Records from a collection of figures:
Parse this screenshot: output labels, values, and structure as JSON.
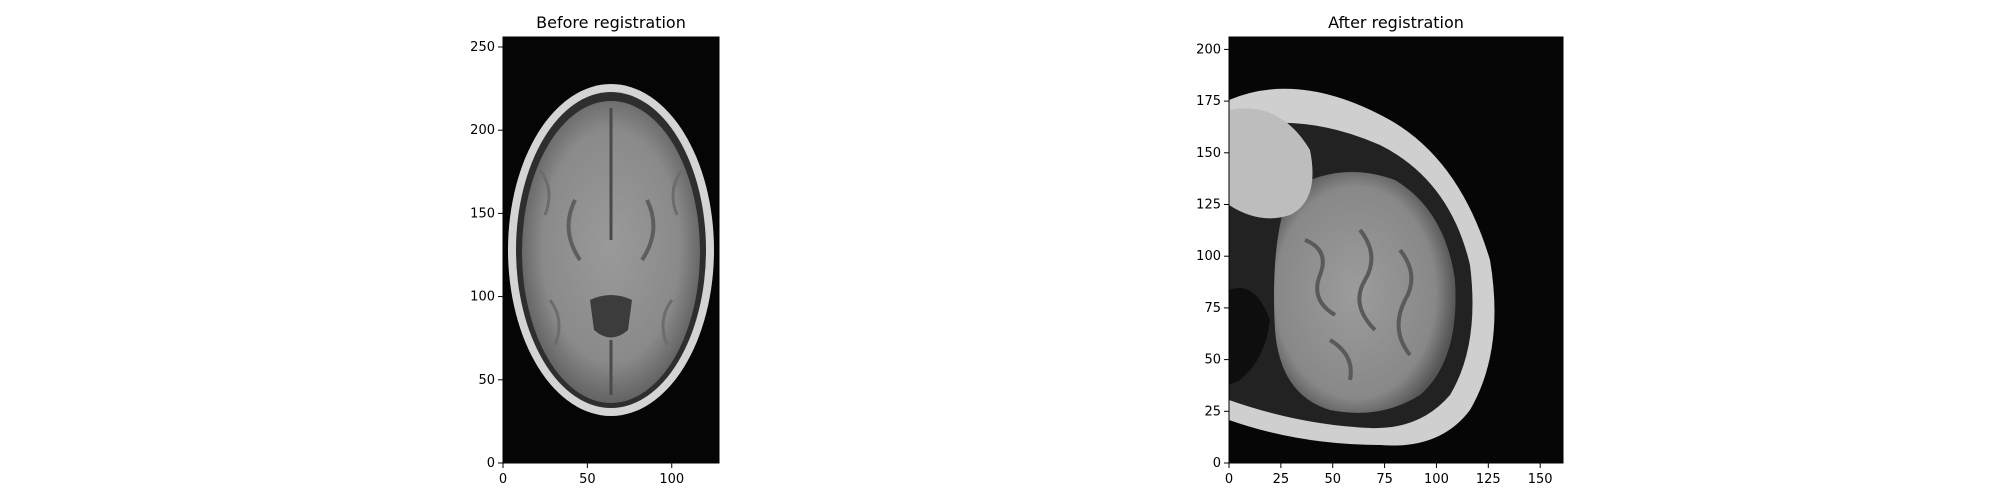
{
  "figure": {
    "panels": [
      {
        "title": "Before registration",
        "x_ticks": [
          "0",
          "50",
          "100"
        ],
        "y_ticks": [
          "0",
          "50",
          "100",
          "150",
          "200",
          "250"
        ],
        "xlim": [
          0,
          128
        ],
        "ylim": [
          0,
          256
        ],
        "content": "axial brain MRI slice"
      },
      {
        "title": "After registration",
        "x_ticks": [
          "0",
          "25",
          "50",
          "75",
          "100",
          "125",
          "150"
        ],
        "y_ticks": [
          "0",
          "25",
          "50",
          "75",
          "100",
          "125",
          "150",
          "175",
          "200"
        ],
        "xlim": [
          0,
          161
        ],
        "ylim": [
          0,
          206
        ],
        "content": "resampled brain MRI slice"
      }
    ]
  }
}
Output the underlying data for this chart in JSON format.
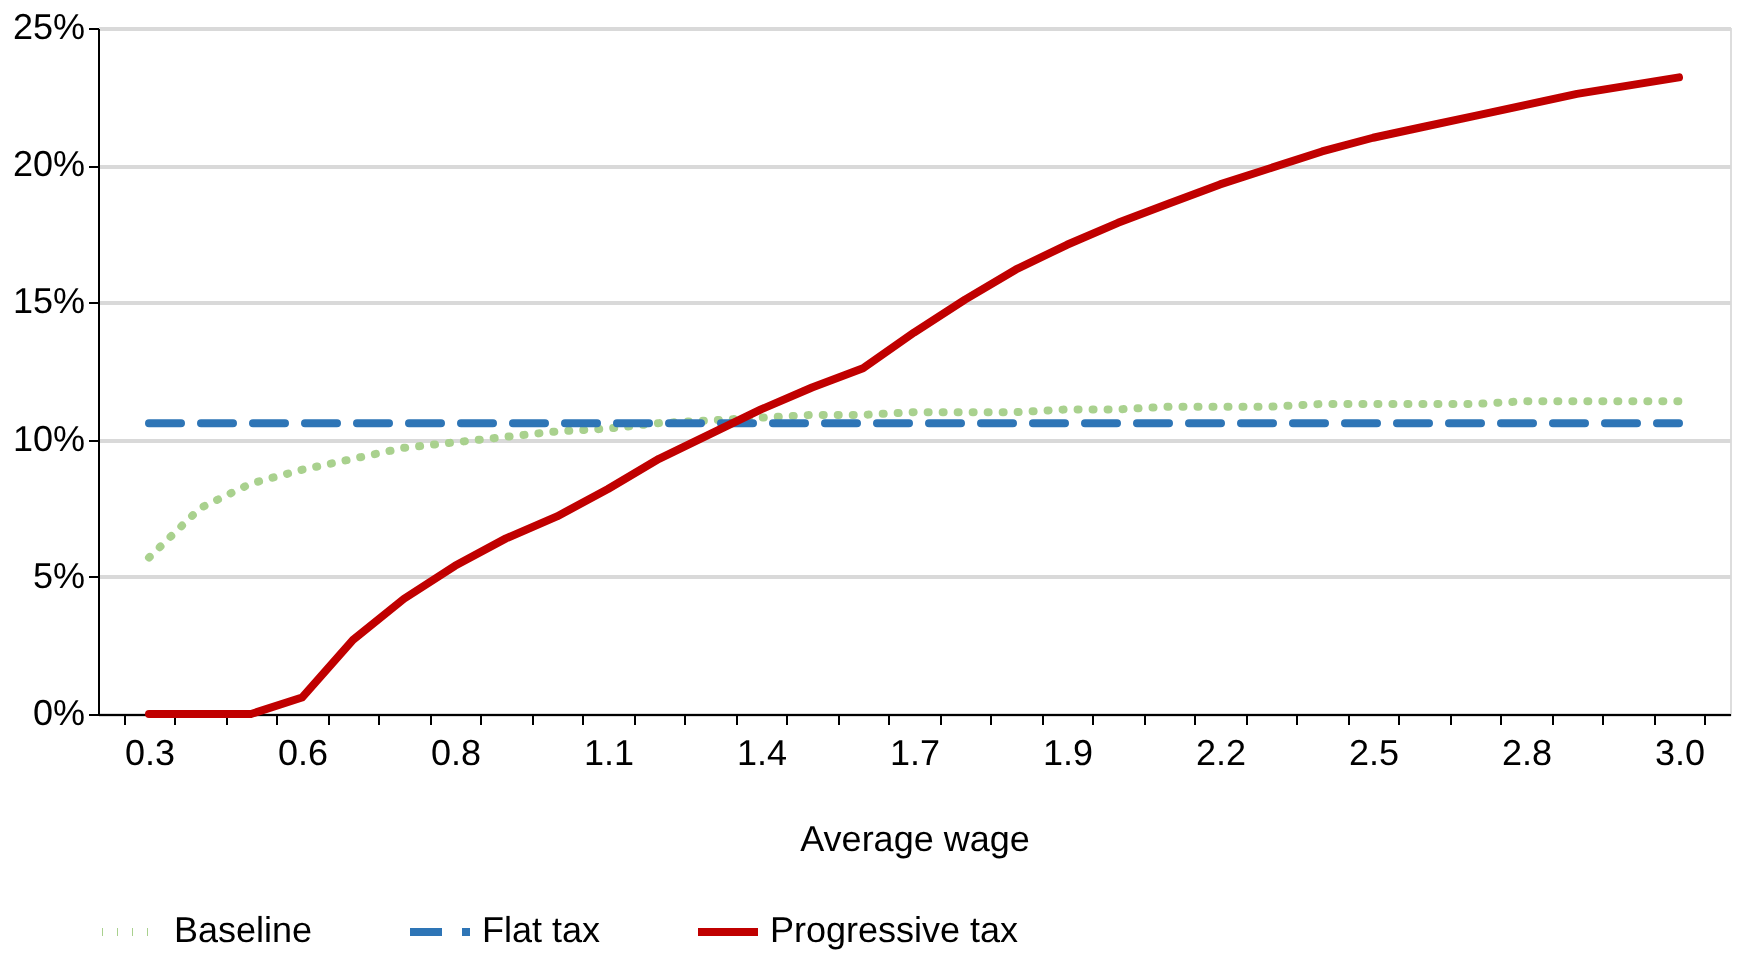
{
  "chart_data": {
    "type": "line",
    "xlabel": "Average wage",
    "categories": [
      "0.3",
      null,
      null,
      "0.6",
      null,
      null,
      "0.8",
      null,
      null,
      "1.1",
      null,
      null,
      "1.4",
      null,
      null,
      "1.7",
      null,
      null,
      "1.9",
      null,
      null,
      "2.2",
      null,
      null,
      "2.5",
      null,
      null,
      "2.8",
      null,
      null,
      "3.0"
    ],
    "series": [
      {
        "name": "Baseline",
        "color": "#a9d18e",
        "line_style": "dotted",
        "values": [
          5.7,
          7.5,
          8.4,
          8.9,
          9.3,
          9.7,
          9.9,
          10.1,
          10.3,
          10.4,
          10.6,
          10.7,
          10.8,
          10.9,
          10.9,
          11.0,
          11.0,
          11.0,
          11.1,
          11.1,
          11.2,
          11.2,
          11.2,
          11.3,
          11.3,
          11.3,
          11.3,
          11.4,
          11.4,
          11.4,
          11.4
        ]
      },
      {
        "name": "Flat tax",
        "color": "#2e75b6",
        "line_style": "dashed",
        "values": [
          10.6,
          10.6,
          10.6,
          10.6,
          10.6,
          10.6,
          10.6,
          10.6,
          10.6,
          10.6,
          10.6,
          10.6,
          10.6,
          10.6,
          10.6,
          10.6,
          10.6,
          10.6,
          10.6,
          10.6,
          10.6,
          10.6,
          10.6,
          10.6,
          10.6,
          10.6,
          10.6,
          10.6,
          10.6,
          10.6,
          10.6
        ]
      },
      {
        "name": "Progressive tax",
        "color": "#c00000",
        "line_style": "solid",
        "values": [
          0,
          0,
          0,
          0.6,
          2.7,
          4.2,
          5.4,
          6.4,
          7.2,
          8.2,
          9.3,
          10.2,
          11.1,
          11.9,
          12.6,
          13.9,
          15.1,
          16.2,
          17.1,
          17.9,
          18.6,
          19.3,
          19.9,
          20.5,
          21.0,
          21.4,
          21.8,
          22.2,
          22.6,
          22.9,
          23.2
        ]
      }
    ],
    "ylim": [
      0,
      25
    ],
    "yticks": [
      {
        "value": 0,
        "label": "0%"
      },
      {
        "value": 5,
        "label": "5%"
      },
      {
        "value": 10,
        "label": "10%"
      },
      {
        "value": 15,
        "label": "15%"
      },
      {
        "value": 20,
        "label": "20%"
      },
      {
        "value": 25,
        "label": "25%"
      }
    ],
    "grid": "y",
    "legend": "bottom",
    "marker": "none"
  }
}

▶ SET PROBLEM
Are you able to set down all the lines above exactly, without any pictures?

▶ RESPONSE BELOW
Parse this screenshot: output labels, values, and structure as JSON.
{
  "figure": {
    "panels": [
      {
        "title": "Before registration",
        "x_ticks": [
          "0",
          "50",
          "100"
        ],
        "y_ticks": [
          "0",
          "50",
          "100",
          "150",
          "200",
          "250"
        ],
        "xlim": [
          0,
          128
        ],
        "ylim": [
          0,
          256
        ],
        "content": "axial brain MRI slice"
      },
      {
        "title": "After registration",
        "x_ticks": [
          "0",
          "25",
          "50",
          "75",
          "100",
          "125",
          "150"
        ],
        "y_ticks": [
          "0",
          "25",
          "50",
          "75",
          "100",
          "125",
          "150",
          "175",
          "200"
        ],
        "xlim": [
          0,
          161
        ],
        "ylim": [
          0,
          206
        ],
        "content": "resampled brain MRI slice"
      }
    ]
  }
}
Output the underlying data for this chart in JSON format.
{
  "chart_data": {
    "type": "line",
    "xlabel": "Average wage",
    "categories": [
      "0.3",
      null,
      null,
      "0.6",
      null,
      null,
      "0.8",
      null,
      null,
      "1.1",
      null,
      null,
      "1.4",
      null,
      null,
      "1.7",
      null,
      null,
      "1.9",
      null,
      null,
      "2.2",
      null,
      null,
      "2.5",
      null,
      null,
      "2.8",
      null,
      null,
      "3.0"
    ],
    "series": [
      {
        "name": "Baseline",
        "color": "#a9d18e",
        "line_style": "dotted",
        "values": [
          5.7,
          7.5,
          8.4,
          8.9,
          9.3,
          9.7,
          9.9,
          10.1,
          10.3,
          10.4,
          10.6,
          10.7,
          10.8,
          10.9,
          10.9,
          11.0,
          11.0,
          11.0,
          11.1,
          11.1,
          11.2,
          11.2,
          11.2,
          11.3,
          11.3,
          11.3,
          11.3,
          11.4,
          11.4,
          11.4,
          11.4
        ]
      },
      {
        "name": "Flat tax",
        "color": "#2e75b6",
        "line_style": "dashed",
        "values": [
          10.6,
          10.6,
          10.6,
          10.6,
          10.6,
          10.6,
          10.6,
          10.6,
          10.6,
          10.6,
          10.6,
          10.6,
          10.6,
          10.6,
          10.6,
          10.6,
          10.6,
          10.6,
          10.6,
          10.6,
          10.6,
          10.6,
          10.6,
          10.6,
          10.6,
          10.6,
          10.6,
          10.6,
          10.6,
          10.6,
          10.6
        ]
      },
      {
        "name": "Progressive tax",
        "color": "#c00000",
        "line_style": "solid",
        "values": [
          0,
          0,
          0,
          0.6,
          2.7,
          4.2,
          5.4,
          6.4,
          7.2,
          8.2,
          9.3,
          10.2,
          11.1,
          11.9,
          12.6,
          13.9,
          15.1,
          16.2,
          17.1,
          17.9,
          18.6,
          19.3,
          19.9,
          20.5,
          21.0,
          21.4,
          21.8,
          22.2,
          22.6,
          22.9,
          23.2
        ]
      }
    ],
    "ylim": [
      0,
      25
    ],
    "yticks": [
      {
        "value": 0,
        "label": "0%"
      },
      {
        "value": 5,
        "label": "5%"
      },
      {
        "value": 10,
        "label": "10%"
      },
      {
        "value": 15,
        "label": "15%"
      },
      {
        "value": 20,
        "label": "20%"
      },
      {
        "value": 25,
        "label": "25%"
      }
    ],
    "grid": "y",
    "legend": "bottom",
    "marker": "none"
  }
}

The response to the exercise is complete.